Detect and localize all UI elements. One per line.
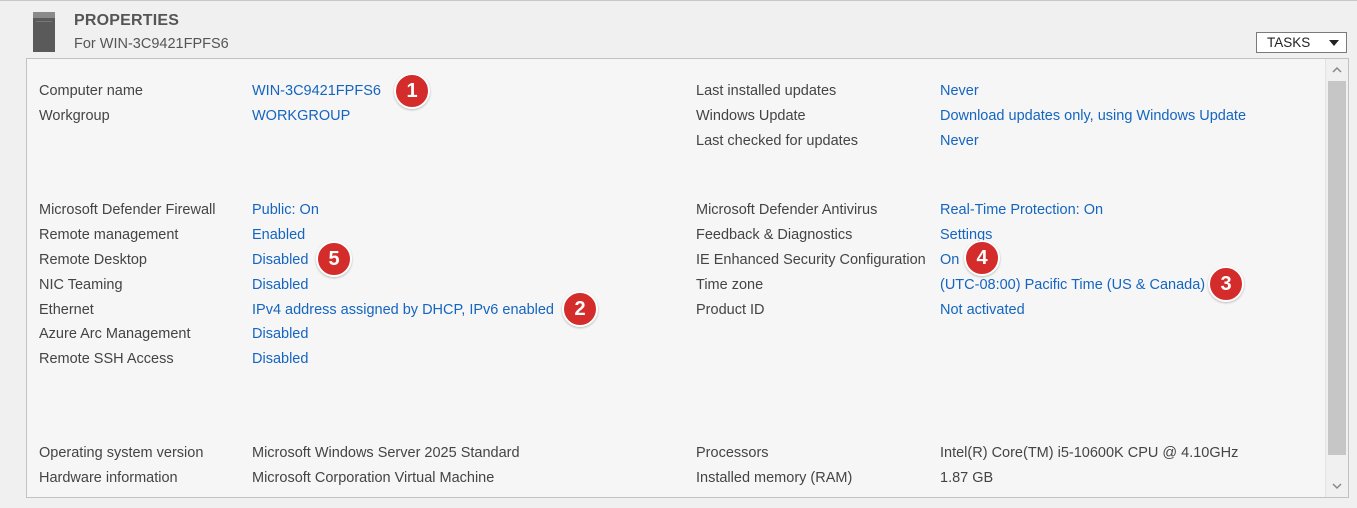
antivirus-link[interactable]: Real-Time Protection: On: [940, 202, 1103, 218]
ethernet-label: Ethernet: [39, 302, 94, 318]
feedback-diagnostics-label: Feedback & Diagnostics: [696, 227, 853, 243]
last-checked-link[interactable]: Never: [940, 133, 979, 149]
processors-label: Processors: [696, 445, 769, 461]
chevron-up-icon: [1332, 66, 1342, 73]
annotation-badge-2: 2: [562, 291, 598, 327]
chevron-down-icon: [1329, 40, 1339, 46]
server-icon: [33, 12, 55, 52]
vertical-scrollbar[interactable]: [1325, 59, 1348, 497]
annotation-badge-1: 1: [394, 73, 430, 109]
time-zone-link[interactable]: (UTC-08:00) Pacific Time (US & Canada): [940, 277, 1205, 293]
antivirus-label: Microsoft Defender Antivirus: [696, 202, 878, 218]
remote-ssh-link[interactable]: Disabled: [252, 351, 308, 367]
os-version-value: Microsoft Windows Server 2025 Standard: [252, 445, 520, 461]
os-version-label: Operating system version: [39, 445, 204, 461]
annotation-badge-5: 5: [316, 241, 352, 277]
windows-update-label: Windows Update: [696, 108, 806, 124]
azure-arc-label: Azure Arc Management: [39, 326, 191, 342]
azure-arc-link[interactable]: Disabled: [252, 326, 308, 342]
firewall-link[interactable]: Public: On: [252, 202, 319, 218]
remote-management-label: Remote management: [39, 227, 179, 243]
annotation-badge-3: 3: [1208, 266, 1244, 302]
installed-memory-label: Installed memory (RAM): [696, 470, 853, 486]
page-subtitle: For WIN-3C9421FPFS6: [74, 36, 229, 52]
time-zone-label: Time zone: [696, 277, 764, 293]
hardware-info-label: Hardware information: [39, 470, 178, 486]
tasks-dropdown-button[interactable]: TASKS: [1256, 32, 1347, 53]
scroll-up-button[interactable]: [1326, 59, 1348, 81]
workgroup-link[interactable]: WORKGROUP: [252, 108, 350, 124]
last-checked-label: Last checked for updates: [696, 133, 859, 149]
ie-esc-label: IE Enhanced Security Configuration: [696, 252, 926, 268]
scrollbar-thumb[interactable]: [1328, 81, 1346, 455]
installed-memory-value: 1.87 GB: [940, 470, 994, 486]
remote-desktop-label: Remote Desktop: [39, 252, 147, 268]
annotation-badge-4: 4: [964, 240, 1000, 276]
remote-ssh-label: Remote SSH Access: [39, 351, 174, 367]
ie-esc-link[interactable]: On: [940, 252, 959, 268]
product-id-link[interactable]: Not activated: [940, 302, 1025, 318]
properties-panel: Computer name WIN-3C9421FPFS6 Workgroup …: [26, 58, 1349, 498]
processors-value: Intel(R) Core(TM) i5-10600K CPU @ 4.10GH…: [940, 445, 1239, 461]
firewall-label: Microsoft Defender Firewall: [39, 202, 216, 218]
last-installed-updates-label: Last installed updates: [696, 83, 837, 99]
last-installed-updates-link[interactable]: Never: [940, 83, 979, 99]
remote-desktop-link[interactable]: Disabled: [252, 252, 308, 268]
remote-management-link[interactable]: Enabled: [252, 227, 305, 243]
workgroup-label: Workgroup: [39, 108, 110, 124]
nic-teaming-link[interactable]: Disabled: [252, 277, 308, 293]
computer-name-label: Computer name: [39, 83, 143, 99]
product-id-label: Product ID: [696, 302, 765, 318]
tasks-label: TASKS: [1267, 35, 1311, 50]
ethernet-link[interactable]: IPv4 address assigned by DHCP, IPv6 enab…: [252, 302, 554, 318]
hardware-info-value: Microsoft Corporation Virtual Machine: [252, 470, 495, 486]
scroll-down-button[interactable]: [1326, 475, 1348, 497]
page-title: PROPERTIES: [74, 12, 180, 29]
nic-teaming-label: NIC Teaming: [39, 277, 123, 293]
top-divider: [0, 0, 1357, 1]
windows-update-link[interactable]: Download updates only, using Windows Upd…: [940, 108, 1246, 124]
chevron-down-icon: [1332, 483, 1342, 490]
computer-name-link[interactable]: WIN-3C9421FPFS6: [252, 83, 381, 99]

+++

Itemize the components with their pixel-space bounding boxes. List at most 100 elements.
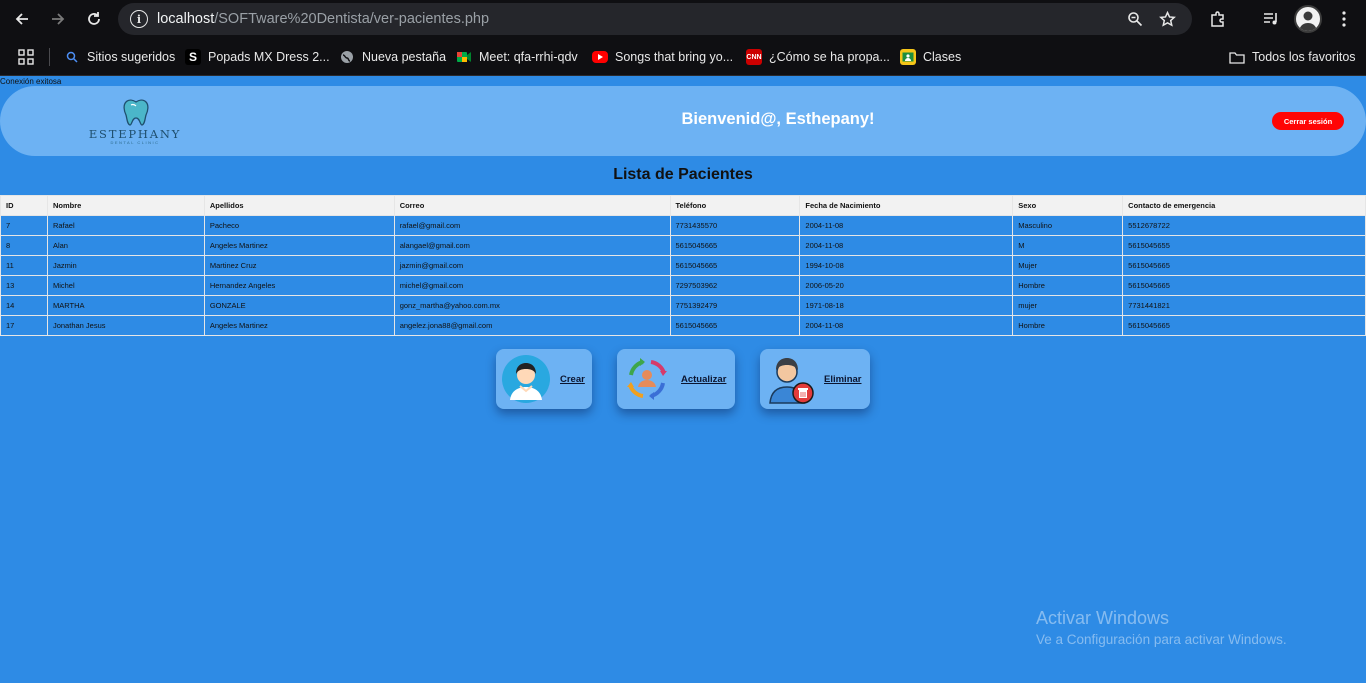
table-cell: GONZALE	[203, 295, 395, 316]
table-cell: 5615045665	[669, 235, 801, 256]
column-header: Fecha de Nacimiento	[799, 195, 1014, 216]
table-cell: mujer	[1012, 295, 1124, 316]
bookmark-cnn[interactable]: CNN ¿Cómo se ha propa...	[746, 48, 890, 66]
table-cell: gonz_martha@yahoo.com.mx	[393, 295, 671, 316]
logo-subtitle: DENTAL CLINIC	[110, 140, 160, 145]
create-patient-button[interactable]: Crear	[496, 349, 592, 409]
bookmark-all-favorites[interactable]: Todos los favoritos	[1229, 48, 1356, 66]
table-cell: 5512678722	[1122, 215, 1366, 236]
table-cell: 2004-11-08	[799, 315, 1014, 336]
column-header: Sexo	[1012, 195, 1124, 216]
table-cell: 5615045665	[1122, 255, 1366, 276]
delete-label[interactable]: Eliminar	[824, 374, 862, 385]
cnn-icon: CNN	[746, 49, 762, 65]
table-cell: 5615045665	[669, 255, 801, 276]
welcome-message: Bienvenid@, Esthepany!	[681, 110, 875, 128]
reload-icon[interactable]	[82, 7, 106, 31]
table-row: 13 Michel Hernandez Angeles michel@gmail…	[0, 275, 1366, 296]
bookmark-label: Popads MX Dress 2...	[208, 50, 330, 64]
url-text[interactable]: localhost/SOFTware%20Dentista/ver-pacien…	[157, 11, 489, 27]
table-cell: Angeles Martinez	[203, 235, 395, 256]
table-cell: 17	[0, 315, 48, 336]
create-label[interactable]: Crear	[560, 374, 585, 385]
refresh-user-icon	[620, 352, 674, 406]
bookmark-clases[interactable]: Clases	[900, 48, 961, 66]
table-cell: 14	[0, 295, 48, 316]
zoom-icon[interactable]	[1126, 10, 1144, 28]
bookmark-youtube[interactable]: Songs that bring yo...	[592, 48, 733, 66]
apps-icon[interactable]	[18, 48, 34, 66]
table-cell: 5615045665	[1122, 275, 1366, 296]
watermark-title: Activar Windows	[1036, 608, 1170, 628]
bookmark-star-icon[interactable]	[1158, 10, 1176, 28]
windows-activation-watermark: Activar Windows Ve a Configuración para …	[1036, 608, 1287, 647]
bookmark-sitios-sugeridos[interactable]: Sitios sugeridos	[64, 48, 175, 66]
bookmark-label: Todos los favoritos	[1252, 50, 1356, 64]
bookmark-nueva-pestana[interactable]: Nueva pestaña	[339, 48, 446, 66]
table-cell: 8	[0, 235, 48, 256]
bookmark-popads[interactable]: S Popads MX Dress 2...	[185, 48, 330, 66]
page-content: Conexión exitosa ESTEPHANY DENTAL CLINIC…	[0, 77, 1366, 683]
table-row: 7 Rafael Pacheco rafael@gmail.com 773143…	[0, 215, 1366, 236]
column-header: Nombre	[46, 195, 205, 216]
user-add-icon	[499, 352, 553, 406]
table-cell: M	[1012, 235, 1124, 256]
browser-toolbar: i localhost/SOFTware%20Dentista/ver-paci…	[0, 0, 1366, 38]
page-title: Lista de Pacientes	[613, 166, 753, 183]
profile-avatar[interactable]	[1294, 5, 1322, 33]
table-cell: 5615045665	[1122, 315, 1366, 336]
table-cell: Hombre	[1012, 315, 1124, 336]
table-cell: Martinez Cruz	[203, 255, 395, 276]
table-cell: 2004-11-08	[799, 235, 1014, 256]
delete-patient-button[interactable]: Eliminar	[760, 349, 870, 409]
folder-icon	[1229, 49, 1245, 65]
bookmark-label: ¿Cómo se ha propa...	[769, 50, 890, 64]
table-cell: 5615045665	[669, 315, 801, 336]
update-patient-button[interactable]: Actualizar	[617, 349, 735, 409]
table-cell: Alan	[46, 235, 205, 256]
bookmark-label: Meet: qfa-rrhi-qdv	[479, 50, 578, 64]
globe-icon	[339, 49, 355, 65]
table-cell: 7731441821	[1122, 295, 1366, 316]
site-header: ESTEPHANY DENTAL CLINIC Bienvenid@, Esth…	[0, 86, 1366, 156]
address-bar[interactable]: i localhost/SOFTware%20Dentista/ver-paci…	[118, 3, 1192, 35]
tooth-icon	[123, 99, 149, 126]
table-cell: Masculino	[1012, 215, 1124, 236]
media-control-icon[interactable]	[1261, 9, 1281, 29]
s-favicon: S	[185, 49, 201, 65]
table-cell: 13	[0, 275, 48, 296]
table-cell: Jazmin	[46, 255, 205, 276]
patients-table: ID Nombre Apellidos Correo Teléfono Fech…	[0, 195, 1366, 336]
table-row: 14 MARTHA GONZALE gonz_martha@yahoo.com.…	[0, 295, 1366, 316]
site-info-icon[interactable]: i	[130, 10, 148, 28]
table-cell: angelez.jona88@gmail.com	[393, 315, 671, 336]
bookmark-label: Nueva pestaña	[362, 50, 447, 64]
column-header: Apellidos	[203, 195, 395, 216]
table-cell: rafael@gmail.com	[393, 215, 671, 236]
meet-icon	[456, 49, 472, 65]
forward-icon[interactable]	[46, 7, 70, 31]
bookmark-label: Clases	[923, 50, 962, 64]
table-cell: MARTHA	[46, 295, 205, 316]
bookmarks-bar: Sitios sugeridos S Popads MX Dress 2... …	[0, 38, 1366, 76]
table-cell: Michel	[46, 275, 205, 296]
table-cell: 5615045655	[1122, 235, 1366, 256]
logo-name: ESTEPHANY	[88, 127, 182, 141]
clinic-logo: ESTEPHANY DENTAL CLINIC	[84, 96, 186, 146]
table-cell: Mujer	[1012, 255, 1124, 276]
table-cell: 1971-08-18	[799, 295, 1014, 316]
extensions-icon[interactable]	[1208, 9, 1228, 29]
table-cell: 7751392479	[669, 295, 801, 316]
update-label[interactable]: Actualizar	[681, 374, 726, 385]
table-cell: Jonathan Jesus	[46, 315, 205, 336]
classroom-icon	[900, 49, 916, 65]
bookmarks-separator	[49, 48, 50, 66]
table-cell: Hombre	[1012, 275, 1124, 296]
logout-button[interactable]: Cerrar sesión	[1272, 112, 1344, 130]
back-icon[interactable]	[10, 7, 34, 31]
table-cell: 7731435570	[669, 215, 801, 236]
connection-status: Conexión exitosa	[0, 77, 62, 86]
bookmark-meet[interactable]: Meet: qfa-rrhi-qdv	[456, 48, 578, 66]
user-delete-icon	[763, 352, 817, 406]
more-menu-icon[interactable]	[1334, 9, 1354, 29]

+++

# PROBLEM:
In the records above, find every line that contains the word "site" and copy it.

# EXERCISE ANSWER:
site-header: ESTEPHANY DENTAL CLINIC Bienvenid@, Esth…	[0, 86, 1366, 156]
site-info-icon[interactable]: i	[130, 10, 148, 28]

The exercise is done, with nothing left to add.